===== Records to use =====
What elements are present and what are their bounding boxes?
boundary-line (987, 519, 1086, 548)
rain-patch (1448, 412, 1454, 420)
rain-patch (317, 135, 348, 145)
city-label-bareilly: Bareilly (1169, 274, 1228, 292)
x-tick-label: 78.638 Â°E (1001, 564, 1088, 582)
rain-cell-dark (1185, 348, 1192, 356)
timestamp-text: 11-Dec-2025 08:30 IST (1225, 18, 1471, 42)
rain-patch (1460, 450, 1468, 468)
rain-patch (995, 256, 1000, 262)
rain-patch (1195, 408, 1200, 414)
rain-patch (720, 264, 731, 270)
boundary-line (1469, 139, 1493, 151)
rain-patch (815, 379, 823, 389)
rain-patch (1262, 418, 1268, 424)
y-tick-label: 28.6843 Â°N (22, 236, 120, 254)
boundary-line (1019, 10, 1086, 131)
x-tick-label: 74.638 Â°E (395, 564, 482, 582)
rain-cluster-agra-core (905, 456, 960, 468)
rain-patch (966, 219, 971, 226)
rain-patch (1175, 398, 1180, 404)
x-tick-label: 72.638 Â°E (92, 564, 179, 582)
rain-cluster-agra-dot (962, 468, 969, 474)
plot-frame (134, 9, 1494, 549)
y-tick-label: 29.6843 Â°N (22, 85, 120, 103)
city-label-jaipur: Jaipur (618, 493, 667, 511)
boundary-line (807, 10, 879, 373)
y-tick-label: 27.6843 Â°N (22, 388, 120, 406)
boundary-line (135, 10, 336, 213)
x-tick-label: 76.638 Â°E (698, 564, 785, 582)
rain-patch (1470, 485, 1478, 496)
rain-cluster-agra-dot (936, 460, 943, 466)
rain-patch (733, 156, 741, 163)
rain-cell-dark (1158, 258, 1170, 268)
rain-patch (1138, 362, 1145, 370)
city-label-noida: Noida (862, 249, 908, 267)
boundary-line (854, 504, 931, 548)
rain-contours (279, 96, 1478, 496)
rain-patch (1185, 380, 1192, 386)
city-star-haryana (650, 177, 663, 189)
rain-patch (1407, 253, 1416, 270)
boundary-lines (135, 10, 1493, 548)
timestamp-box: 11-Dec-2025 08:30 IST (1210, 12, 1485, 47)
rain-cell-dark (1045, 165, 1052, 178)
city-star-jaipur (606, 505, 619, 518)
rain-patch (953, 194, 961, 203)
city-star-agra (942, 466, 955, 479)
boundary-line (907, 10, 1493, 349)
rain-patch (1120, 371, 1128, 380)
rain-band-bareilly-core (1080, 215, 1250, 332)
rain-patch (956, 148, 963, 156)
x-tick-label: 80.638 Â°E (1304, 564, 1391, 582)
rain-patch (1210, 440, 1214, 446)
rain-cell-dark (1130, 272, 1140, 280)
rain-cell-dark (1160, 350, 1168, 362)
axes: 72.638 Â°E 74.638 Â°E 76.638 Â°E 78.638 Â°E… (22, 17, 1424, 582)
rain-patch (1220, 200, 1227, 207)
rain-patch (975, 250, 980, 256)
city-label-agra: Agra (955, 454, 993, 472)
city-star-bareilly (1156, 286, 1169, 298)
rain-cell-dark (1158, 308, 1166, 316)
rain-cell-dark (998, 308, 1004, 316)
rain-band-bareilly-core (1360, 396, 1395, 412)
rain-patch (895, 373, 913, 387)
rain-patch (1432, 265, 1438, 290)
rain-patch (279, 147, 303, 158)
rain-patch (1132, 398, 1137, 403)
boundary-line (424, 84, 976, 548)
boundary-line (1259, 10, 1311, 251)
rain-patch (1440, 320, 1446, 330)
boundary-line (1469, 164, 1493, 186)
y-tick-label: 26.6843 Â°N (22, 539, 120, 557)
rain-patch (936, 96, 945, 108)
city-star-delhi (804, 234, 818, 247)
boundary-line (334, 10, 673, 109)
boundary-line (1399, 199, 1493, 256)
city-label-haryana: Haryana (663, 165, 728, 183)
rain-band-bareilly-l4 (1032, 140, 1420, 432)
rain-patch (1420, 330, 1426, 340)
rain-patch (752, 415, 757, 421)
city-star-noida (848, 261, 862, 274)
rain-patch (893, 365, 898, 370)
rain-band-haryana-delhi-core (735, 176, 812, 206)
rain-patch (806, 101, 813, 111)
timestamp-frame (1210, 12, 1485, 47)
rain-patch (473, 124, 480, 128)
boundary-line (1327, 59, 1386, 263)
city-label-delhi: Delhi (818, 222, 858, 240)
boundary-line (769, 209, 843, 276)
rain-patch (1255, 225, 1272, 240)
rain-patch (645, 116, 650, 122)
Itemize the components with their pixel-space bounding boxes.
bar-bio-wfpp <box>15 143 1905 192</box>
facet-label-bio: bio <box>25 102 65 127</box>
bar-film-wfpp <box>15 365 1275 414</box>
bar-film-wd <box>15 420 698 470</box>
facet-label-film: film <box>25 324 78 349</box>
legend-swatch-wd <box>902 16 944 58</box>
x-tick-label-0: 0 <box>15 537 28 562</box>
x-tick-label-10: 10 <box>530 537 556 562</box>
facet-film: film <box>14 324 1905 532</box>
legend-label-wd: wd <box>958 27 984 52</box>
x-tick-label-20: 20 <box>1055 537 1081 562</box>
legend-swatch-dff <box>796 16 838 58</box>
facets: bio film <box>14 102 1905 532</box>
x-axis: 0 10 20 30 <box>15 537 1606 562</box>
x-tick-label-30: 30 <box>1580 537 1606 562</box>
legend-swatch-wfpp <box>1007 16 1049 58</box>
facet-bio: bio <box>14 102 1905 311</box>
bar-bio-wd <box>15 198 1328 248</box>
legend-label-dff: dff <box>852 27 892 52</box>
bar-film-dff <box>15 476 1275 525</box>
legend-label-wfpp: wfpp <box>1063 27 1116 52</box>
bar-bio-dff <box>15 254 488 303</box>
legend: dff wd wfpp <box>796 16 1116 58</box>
=====
Problem = Rewrite all the rows above, changing every "rain-patch" to "rain-spot" and leaving everything else as it is.

Response to the exercise =
What elements are present and what are their bounding boxes?
boundary-line (987, 519, 1086, 548)
rain-spot (1448, 412, 1454, 420)
rain-spot (317, 135, 348, 145)
city-label-bareilly: Bareilly (1169, 274, 1228, 292)
x-tick-label: 78.638 Â°E (1001, 564, 1088, 582)
rain-cell-dark (1185, 348, 1192, 356)
timestamp-text: 11-Dec-2025 08:30 IST (1225, 18, 1471, 42)
rain-spot (1460, 450, 1468, 468)
rain-spot (995, 256, 1000, 262)
rain-spot (1195, 408, 1200, 414)
rain-spot (720, 264, 731, 270)
boundary-line (1469, 139, 1493, 151)
rain-spot (815, 379, 823, 389)
rain-spot (1262, 418, 1268, 424)
y-tick-label: 28.6843 Â°N (22, 236, 120, 254)
boundary-line (1019, 10, 1086, 131)
x-tick-label: 74.638 Â°E (395, 564, 482, 582)
rain-cluster-agra-core (905, 456, 960, 468)
rain-spot (966, 219, 971, 226)
rain-spot (1175, 398, 1180, 404)
x-tick-label: 72.638 Â°E (92, 564, 179, 582)
rain-cluster-agra-dot (962, 468, 969, 474)
plot-frame (134, 9, 1494, 549)
y-tick-label: 29.6843 Â°N (22, 85, 120, 103)
city-label-jaipur: Jaipur (618, 493, 667, 511)
boundary-line (807, 10, 879, 373)
y-tick-label: 27.6843 Â°N (22, 388, 120, 406)
boundary-line (135, 10, 336, 213)
x-tick-label: 76.638 Â°E (698, 564, 785, 582)
rain-spot (1470, 485, 1478, 496)
rain-cluster-agra-dot (936, 460, 943, 466)
rain-spot (733, 156, 741, 163)
rain-cell-dark (1158, 258, 1170, 268)
rain-spot (1138, 362, 1145, 370)
city-label-noida: Noida (862, 249, 908, 267)
boundary-line (854, 504, 931, 548)
rain-contours (279, 96, 1478, 496)
rain-spot (1185, 380, 1192, 386)
city-star-haryana (650, 177, 663, 189)
rain-spot (1407, 253, 1416, 270)
boundary-lines (135, 10, 1493, 548)
timestamp-box: 11-Dec-2025 08:30 IST (1210, 12, 1485, 47)
rain-cell-dark (1045, 165, 1052, 178)
city-star-jaipur (606, 505, 619, 518)
rain-spot (953, 194, 961, 203)
city-star-agra (942, 466, 955, 479)
boundary-line (907, 10, 1493, 349)
rain-spot (1120, 371, 1128, 380)
rain-band-bareilly-core (1080, 215, 1250, 332)
rain-spot (956, 148, 963, 156)
x-tick-label: 80.638 Â°E (1304, 564, 1391, 582)
rain-spot (1210, 440, 1214, 446)
rain-cell-dark (1130, 272, 1140, 280)
rain-cell-dark (1160, 350, 1168, 362)
axes: 72.638 Â°E 74.638 Â°E 76.638 Â°E 78.638 Â°E… (22, 17, 1424, 582)
rain-spot (1220, 200, 1227, 207)
rain-spot (975, 250, 980, 256)
city-label-agra: Agra (955, 454, 993, 472)
city-star-bareilly (1156, 286, 1169, 298)
rain-cell-dark (1158, 308, 1166, 316)
rain-cell-dark (998, 308, 1004, 316)
rain-band-bareilly-core (1360, 396, 1395, 412)
rain-spot (895, 373, 913, 387)
rain-spot (1432, 265, 1438, 290)
rain-spot (279, 147, 303, 158)
rain-spot (1132, 398, 1137, 403)
boundary-line (424, 84, 976, 548)
boundary-line (1259, 10, 1311, 251)
rain-spot (1440, 320, 1446, 330)
boundary-line (1469, 164, 1493, 186)
y-tick-label: 26.6843 Â°N (22, 539, 120, 557)
rain-spot (936, 96, 945, 108)
city-star-delhi (804, 234, 818, 247)
boundary-line (334, 10, 673, 109)
boundary-line (1399, 199, 1493, 256)
city-label-haryana: Haryana (663, 165, 728, 183)
rain-band-bareilly-l4 (1032, 140, 1420, 432)
rain-spot (1420, 330, 1426, 340)
rain-spot (752, 415, 757, 421)
city-star-noida (848, 261, 862, 274)
rain-spot (893, 365, 898, 370)
rain-band-haryana-delhi-core (735, 176, 812, 206)
rain-spot (806, 101, 813, 111)
timestamp-frame (1210, 12, 1485, 47)
rain-spot (473, 124, 480, 128)
boundary-line (1327, 59, 1386, 263)
city-label-delhi: Delhi (818, 222, 858, 240)
boundary-line (769, 209, 843, 276)
rain-spot (1255, 225, 1272, 240)
rain-spot (645, 116, 650, 122)
Itemize the components with their pixel-space bounding boxes.
bar-bio-wfpp <box>15 143 1905 192</box>
facet-label-bio: bio <box>25 102 65 127</box>
bar-film-wfpp <box>15 365 1275 414</box>
bar-film-wd <box>15 420 698 470</box>
facet-label-film: film <box>25 324 78 349</box>
legend-swatch-wd <box>902 16 944 58</box>
x-tick-label-0: 0 <box>15 537 28 562</box>
x-tick-label-10: 10 <box>530 537 556 562</box>
facet-film: film <box>14 324 1905 532</box>
legend-label-wd: wd <box>958 27 984 52</box>
x-tick-label-20: 20 <box>1055 537 1081 562</box>
legend-swatch-dff <box>796 16 838 58</box>
facets: bio film <box>14 102 1905 532</box>
x-axis: 0 10 20 30 <box>15 537 1606 562</box>
x-tick-label-30: 30 <box>1580 537 1606 562</box>
legend-swatch-wfpp <box>1007 16 1049 58</box>
facet-bio: bio <box>14 102 1905 311</box>
bar-bio-wd <box>15 198 1328 248</box>
legend-label-dff: dff <box>852 27 892 52</box>
bar-film-dff <box>15 476 1275 525</box>
legend-label-wfpp: wfpp <box>1063 27 1116 52</box>
bar-bio-dff <box>15 254 488 303</box>
legend: dff wd wfpp <box>796 16 1116 58</box>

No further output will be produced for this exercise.